◆ **Record extracts**:
»»
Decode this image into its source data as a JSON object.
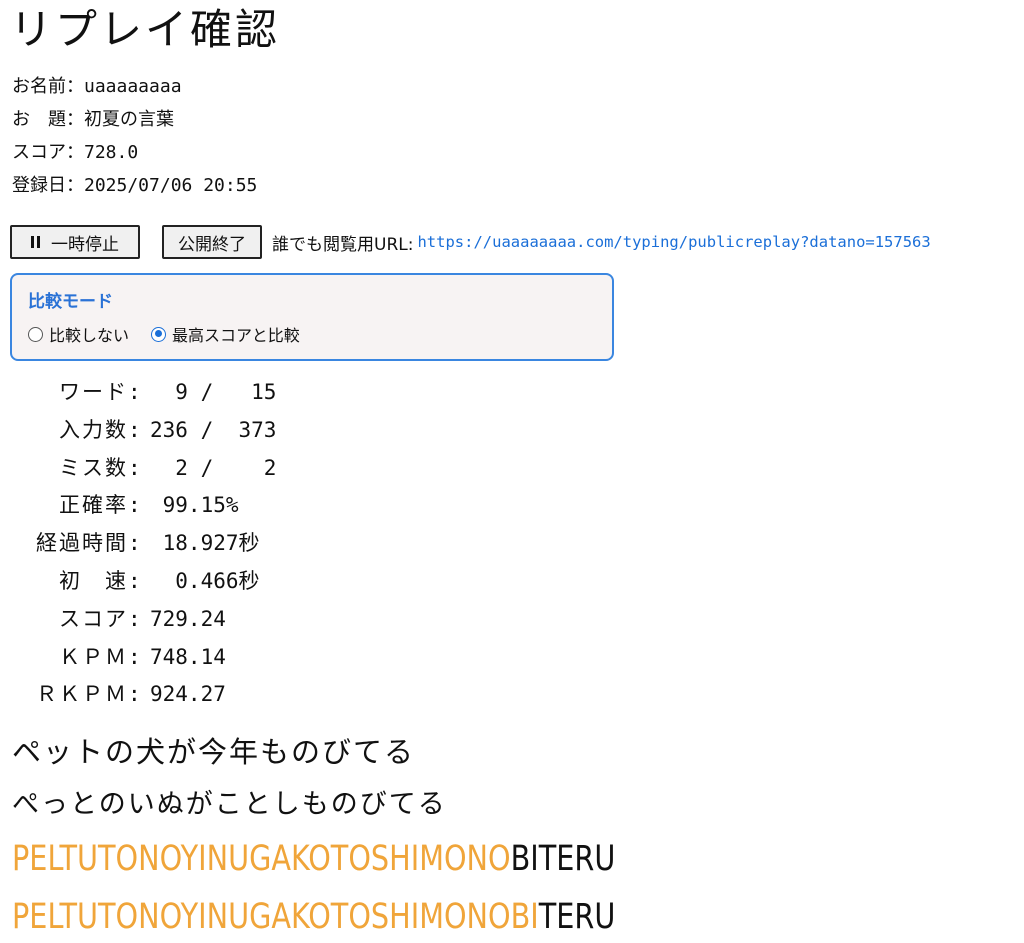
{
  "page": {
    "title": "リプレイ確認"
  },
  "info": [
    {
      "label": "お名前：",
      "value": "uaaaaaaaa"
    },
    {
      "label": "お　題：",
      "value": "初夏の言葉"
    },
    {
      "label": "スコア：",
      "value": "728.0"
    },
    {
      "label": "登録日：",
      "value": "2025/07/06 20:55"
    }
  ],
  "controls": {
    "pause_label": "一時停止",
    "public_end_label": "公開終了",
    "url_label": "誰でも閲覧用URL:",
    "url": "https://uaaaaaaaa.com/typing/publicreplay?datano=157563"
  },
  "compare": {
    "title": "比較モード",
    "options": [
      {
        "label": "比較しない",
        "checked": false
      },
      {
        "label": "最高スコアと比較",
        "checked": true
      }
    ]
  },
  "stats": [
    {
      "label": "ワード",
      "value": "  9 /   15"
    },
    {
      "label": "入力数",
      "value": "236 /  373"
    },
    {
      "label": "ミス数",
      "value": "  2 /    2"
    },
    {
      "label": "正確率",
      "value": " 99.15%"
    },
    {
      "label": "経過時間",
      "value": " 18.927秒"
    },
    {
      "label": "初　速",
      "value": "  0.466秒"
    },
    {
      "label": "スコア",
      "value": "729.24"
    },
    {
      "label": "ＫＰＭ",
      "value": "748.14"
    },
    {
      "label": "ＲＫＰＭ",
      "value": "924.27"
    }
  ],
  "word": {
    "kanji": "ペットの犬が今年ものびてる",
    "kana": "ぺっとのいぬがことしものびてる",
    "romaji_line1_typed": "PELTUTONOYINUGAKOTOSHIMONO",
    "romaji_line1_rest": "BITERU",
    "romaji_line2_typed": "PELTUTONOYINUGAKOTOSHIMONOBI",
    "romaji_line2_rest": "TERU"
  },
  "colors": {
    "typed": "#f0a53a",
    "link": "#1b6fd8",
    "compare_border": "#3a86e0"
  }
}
««
◆ **What you will do**: The pictures should not appear in the copy; every other part of the records above must be returned exactly.

◆ **Exercise solution**:
Decode this image into its source data as a JSON object.
{
  "page": {
    "title": "リプレイ確認"
  },
  "info": [
    {
      "label": "お名前：",
      "value": "uaaaaaaaa"
    },
    {
      "label": "お　題：",
      "value": "初夏の言葉"
    },
    {
      "label": "スコア：",
      "value": "728.0"
    },
    {
      "label": "登録日：",
      "value": "2025/07/06 20:55"
    }
  ],
  "controls": {
    "pause_label": "一時停止",
    "public_end_label": "公開終了",
    "url_label": "誰でも閲覧用URL:",
    "url": "https://uaaaaaaaa.com/typing/publicreplay?datano=157563"
  },
  "compare": {
    "title": "比較モード",
    "options": [
      {
        "label": "比較しない",
        "checked": false
      },
      {
        "label": "最高スコアと比較",
        "checked": true
      }
    ]
  },
  "stats": [
    {
      "label": "ワード",
      "value": "  9 /   15"
    },
    {
      "label": "入力数",
      "value": "236 /  373"
    },
    {
      "label": "ミス数",
      "value": "  2 /    2"
    },
    {
      "label": "正確率",
      "value": " 99.15%"
    },
    {
      "label": "経過時間",
      "value": " 18.927秒"
    },
    {
      "label": "初　速",
      "value": "  0.466秒"
    },
    {
      "label": "スコア",
      "value": "729.24"
    },
    {
      "label": "ＫＰＭ",
      "value": "748.14"
    },
    {
      "label": "ＲＫＰＭ",
      "value": "924.27"
    }
  ],
  "word": {
    "kanji": "ペットの犬が今年ものびてる",
    "kana": "ぺっとのいぬがことしものびてる",
    "romaji_line1_typed": "PELTUTONOYINUGAKOTOSHIMONO",
    "romaji_line1_rest": "BITERU",
    "romaji_line2_typed": "PELTUTONOYINUGAKOTOSHIMONOBI",
    "romaji_line2_rest": "TERU"
  },
  "colors": {
    "typed": "#f0a53a",
    "link": "#1b6fd8",
    "compare_border": "#3a86e0"
  }
}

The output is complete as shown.